- What is required
Identify each line in the records below that contains the word "icon", and copy it.

-- Items start --

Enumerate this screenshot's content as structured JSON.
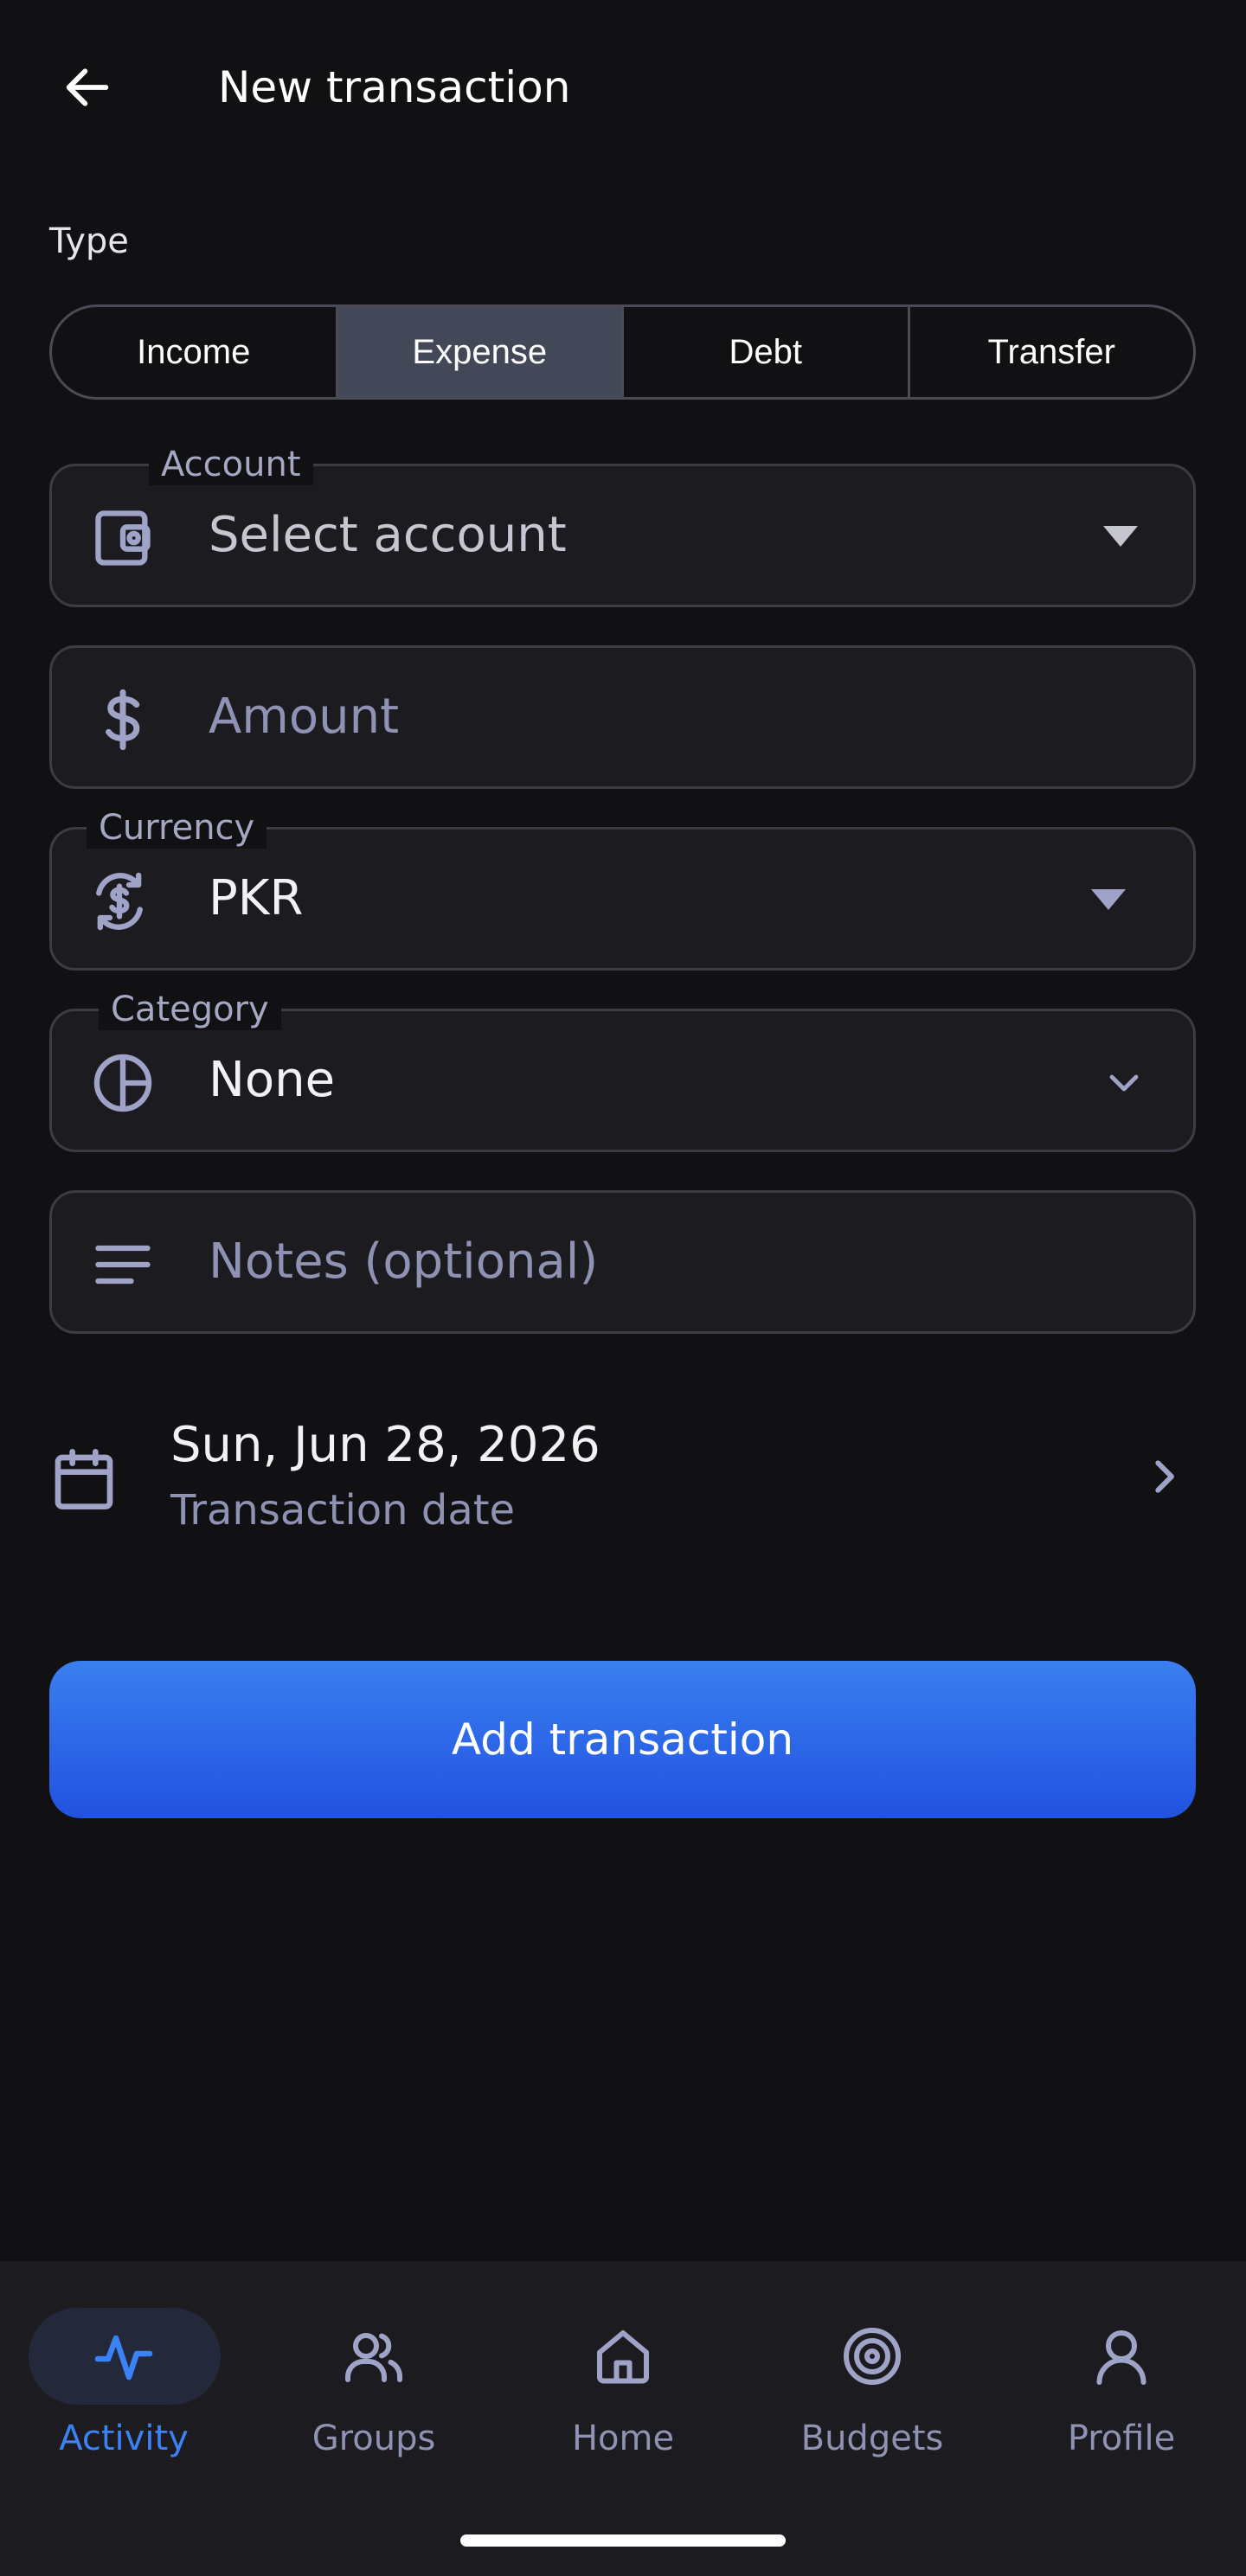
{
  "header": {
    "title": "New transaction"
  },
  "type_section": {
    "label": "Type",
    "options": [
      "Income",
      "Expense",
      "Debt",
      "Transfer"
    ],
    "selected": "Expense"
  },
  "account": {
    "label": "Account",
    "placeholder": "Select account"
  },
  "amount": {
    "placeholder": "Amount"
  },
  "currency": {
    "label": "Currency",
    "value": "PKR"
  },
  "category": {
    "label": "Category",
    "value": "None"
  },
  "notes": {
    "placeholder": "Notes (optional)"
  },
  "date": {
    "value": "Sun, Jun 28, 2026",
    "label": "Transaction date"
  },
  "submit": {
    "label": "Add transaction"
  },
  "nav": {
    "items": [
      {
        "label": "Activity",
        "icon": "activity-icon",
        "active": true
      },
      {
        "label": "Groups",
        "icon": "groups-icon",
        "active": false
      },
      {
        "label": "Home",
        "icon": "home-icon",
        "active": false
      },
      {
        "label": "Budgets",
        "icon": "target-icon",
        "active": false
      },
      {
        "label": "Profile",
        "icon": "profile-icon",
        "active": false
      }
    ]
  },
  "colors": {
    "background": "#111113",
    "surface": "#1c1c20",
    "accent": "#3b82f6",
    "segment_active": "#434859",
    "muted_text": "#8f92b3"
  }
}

-- Items end --

- Output for this task
        "icon": "activity-icon",
        "icon": "groups-icon",
        "icon": "home-icon",
        "icon": "target-icon",
        "icon": "profile-icon",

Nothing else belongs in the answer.